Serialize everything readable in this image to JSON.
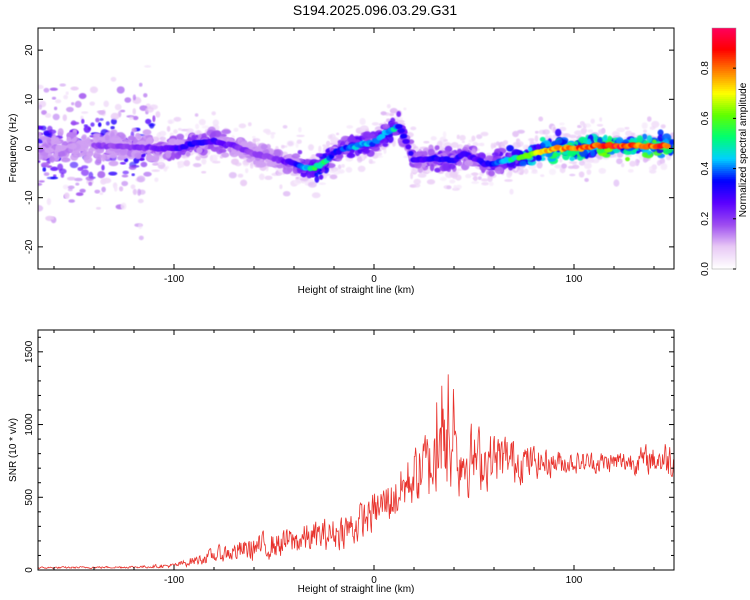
{
  "title": "S194.2025.096.03.29.G31",
  "colors": {
    "snr_line": "#e8302a",
    "colormap": [
      "#ffffff",
      "#e8c8f5",
      "#9d4cf0",
      "#5a00ff",
      "#0000ff",
      "#00d0ff",
      "#00ff70",
      "#60ff00",
      "#ffff00",
      "#ff8000",
      "#ff0000",
      "#ff0060"
    ]
  },
  "chart_data": [
    {
      "type": "heatmap",
      "xlabel": "Height of straight line (km)",
      "ylabel": "Frequency (Hz)",
      "xlim": [
        -168,
        150
      ],
      "ylim": [
        -24.5,
        24.5
      ],
      "x_ticks": [
        -100,
        0,
        100
      ],
      "y_ticks": [
        -20,
        -10,
        0,
        10,
        20
      ],
      "colorbar": {
        "label": "Normalized spectral amplitude",
        "range": [
          0.0,
          0.96
        ],
        "ticks": [
          0.0,
          0.2,
          0.4,
          0.6,
          0.8
        ]
      },
      "ridge": {
        "x": [
          -168,
          -150,
          -130,
          -110,
          -100,
          -90,
          -80,
          -70,
          -60,
          -50,
          -40,
          -35,
          -30,
          -25,
          -20,
          -15,
          -10,
          -5,
          0,
          5,
          10,
          12,
          15,
          20,
          30,
          40,
          45,
          50,
          55,
          60,
          70,
          80,
          90,
          100,
          110,
          120,
          130,
          140,
          150
        ],
        "frequency": [
          0.5,
          0.5,
          0.5,
          0.0,
          0.0,
          1.0,
          1.5,
          0.5,
          -1.0,
          -2.0,
          -3.0,
          -4.0,
          -4.0,
          -3.0,
          -1.0,
          0.0,
          0.5,
          1.0,
          1.0,
          3.0,
          4.0,
          5.0,
          2.5,
          -2.5,
          -2.0,
          -2.5,
          -1.0,
          -2.0,
          -3.0,
          -3.0,
          -2.0,
          -1.0,
          0.0,
          0.0,
          0.5,
          0.5,
          0.5,
          0.5,
          0.5
        ],
        "amplitude": [
          0.25,
          0.22,
          0.2,
          0.25,
          0.3,
          0.35,
          0.3,
          0.25,
          0.2,
          0.22,
          0.3,
          0.45,
          0.6,
          0.55,
          0.35,
          0.4,
          0.45,
          0.5,
          0.4,
          0.45,
          0.5,
          0.4,
          0.35,
          0.3,
          0.35,
          0.35,
          0.3,
          0.3,
          0.35,
          0.4,
          0.55,
          0.75,
          0.85,
          0.9,
          0.92,
          0.95,
          0.9,
          0.92,
          0.85
        ]
      }
    },
    {
      "type": "line",
      "xlabel": "Height of straight line (km)",
      "ylabel": "SNR (10 * v/v)",
      "xlim": [
        -168,
        150
      ],
      "ylim": [
        0,
        1650
      ],
      "x_ticks": [
        -100,
        0,
        100
      ],
      "y_ticks": [
        0,
        500,
        1000,
        1500
      ],
      "envelope": {
        "x": [
          -168,
          -120,
          -100,
          -80,
          -60,
          -40,
          -20,
          -10,
          0,
          10,
          20,
          30,
          35,
          40,
          50,
          60,
          70,
          80,
          100,
          120,
          140,
          150
        ],
        "mean": [
          15,
          20,
          30,
          100,
          150,
          200,
          250,
          300,
          400,
          500,
          650,
          750,
          800,
          780,
          760,
          760,
          760,
          740,
          740,
          740,
          760,
          760
        ],
        "spread": [
          8,
          10,
          20,
          70,
          120,
          140,
          150,
          180,
          180,
          220,
          280,
          380,
          450,
          380,
          300,
          250,
          220,
          150,
          100,
          100,
          140,
          200
        ]
      }
    }
  ]
}
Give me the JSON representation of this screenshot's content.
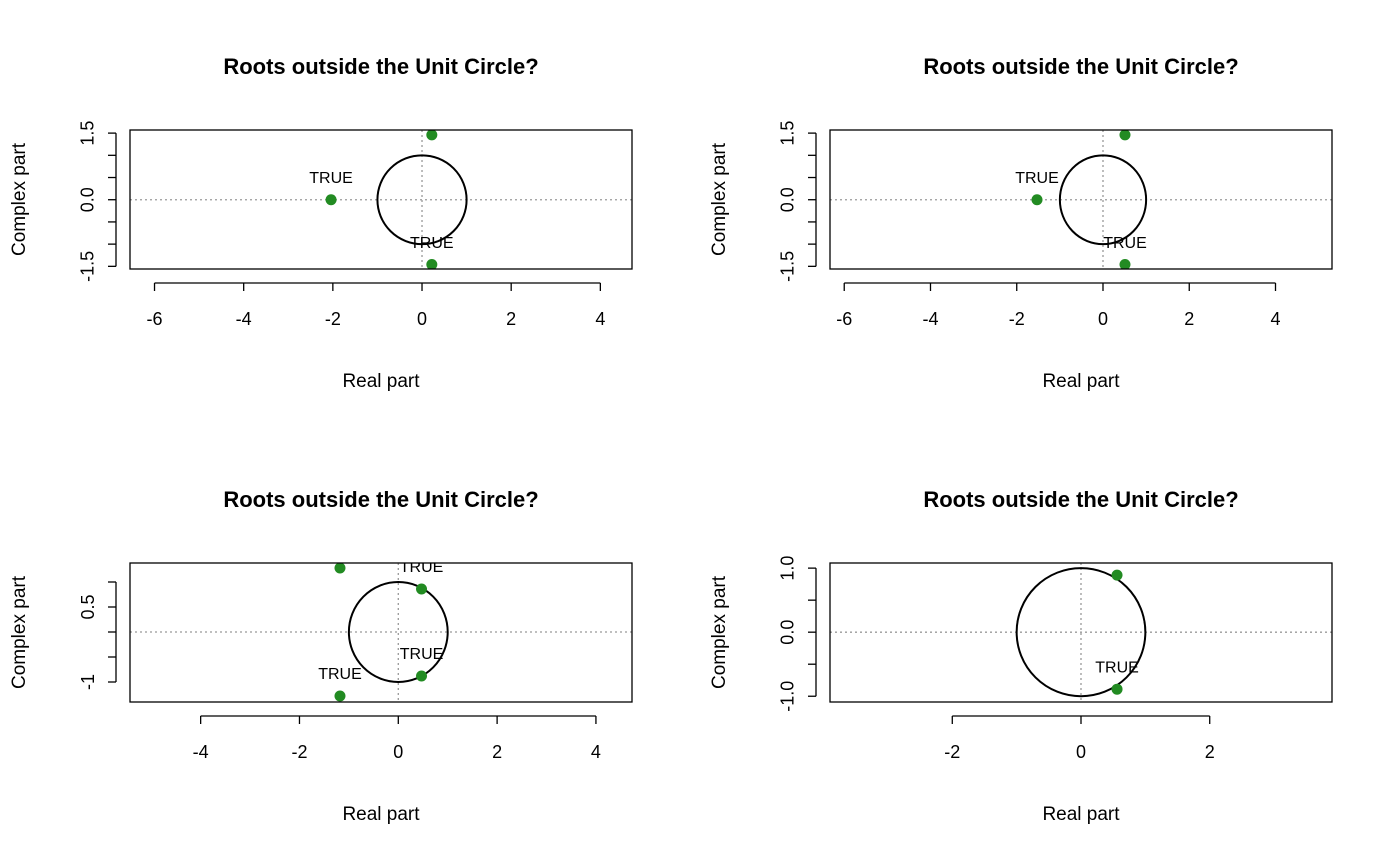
* * * *
## DIRECTIVE:
Write out each line again precisely as it appears, skipping every picture.

## RESULT FOR THIS TASK:
Serialize everything readable in this image to JSON.
{
  "title": "S194.2025.096.03.29.G31",
  "colors": {
    "snr_line": "#e8302a",
    "colormap": [
      "#ffffff",
      "#e8c8f5",
      "#9d4cf0",
      "#5a00ff",
      "#0000ff",
      "#00d0ff",
      "#00ff70",
      "#60ff00",
      "#ffff00",
      "#ff8000",
      "#ff0000",
      "#ff0060"
    ]
  },
  "chart_data": [
    {
      "type": "heatmap",
      "xlabel": "Height of straight line (km)",
      "ylabel": "Frequency (Hz)",
      "xlim": [
        -168,
        150
      ],
      "ylim": [
        -24.5,
        24.5
      ],
      "x_ticks": [
        -100,
        0,
        100
      ],
      "y_ticks": [
        -20,
        -10,
        0,
        10,
        20
      ],
      "colorbar": {
        "label": "Normalized spectral amplitude",
        "range": [
          0.0,
          0.96
        ],
        "ticks": [
          0.0,
          0.2,
          0.4,
          0.6,
          0.8
        ]
      },
      "ridge": {
        "x": [
          -168,
          -150,
          -130,
          -110,
          -100,
          -90,
          -80,
          -70,
          -60,
          -50,
          -40,
          -35,
          -30,
          -25,
          -20,
          -15,
          -10,
          -5,
          0,
          5,
          10,
          12,
          15,
          20,
          30,
          40,
          45,
          50,
          55,
          60,
          70,
          80,
          90,
          100,
          110,
          120,
          130,
          140,
          150
        ],
        "frequency": [
          0.5,
          0.5,
          0.5,
          0.0,
          0.0,
          1.0,
          1.5,
          0.5,
          -1.0,
          -2.0,
          -3.0,
          -4.0,
          -4.0,
          -3.0,
          -1.0,
          0.0,
          0.5,
          1.0,
          1.0,
          3.0,
          4.0,
          5.0,
          2.5,
          -2.5,
          -2.0,
          -2.5,
          -1.0,
          -2.0,
          -3.0,
          -3.0,
          -2.0,
          -1.0,
          0.0,
          0.0,
          0.5,
          0.5,
          0.5,
          0.5,
          0.5
        ],
        "amplitude": [
          0.25,
          0.22,
          0.2,
          0.25,
          0.3,
          0.35,
          0.3,
          0.25,
          0.2,
          0.22,
          0.3,
          0.45,
          0.6,
          0.55,
          0.35,
          0.4,
          0.45,
          0.5,
          0.4,
          0.45,
          0.5,
          0.4,
          0.35,
          0.3,
          0.35,
          0.35,
          0.3,
          0.3,
          0.35,
          0.4,
          0.55,
          0.75,
          0.85,
          0.9,
          0.92,
          0.95,
          0.9,
          0.92,
          0.85
        ]
      }
    },
    {
      "type": "line",
      "xlabel": "Height of straight line (km)",
      "ylabel": "SNR (10 * v/v)",
      "xlim": [
        -168,
        150
      ],
      "ylim": [
        0,
        1650
      ],
      "x_ticks": [
        -100,
        0,
        100
      ],
      "y_ticks": [
        0,
        500,
        1000,
        1500
      ],
      "envelope": {
        "x": [
          -168,
          -120,
          -100,
          -80,
          -60,
          -40,
          -20,
          -10,
          0,
          10,
          20,
          30,
          35,
          40,
          50,
          60,
          70,
          80,
          100,
          120,
          140,
          150
        ],
        "mean": [
          15,
          20,
          30,
          100,
          150,
          200,
          250,
          300,
          400,
          500,
          650,
          750,
          800,
          780,
          760,
          760,
          760,
          740,
          740,
          740,
          760,
          760
        ],
        "spread": [
          8,
          10,
          20,
          70,
          120,
          140,
          150,
          180,
          180,
          220,
          280,
          380,
          450,
          380,
          300,
          250,
          220,
          150,
          100,
          100,
          140,
          200
        ]
      }
    }
  ]
}
Give me the JSON representation of this screenshot's content.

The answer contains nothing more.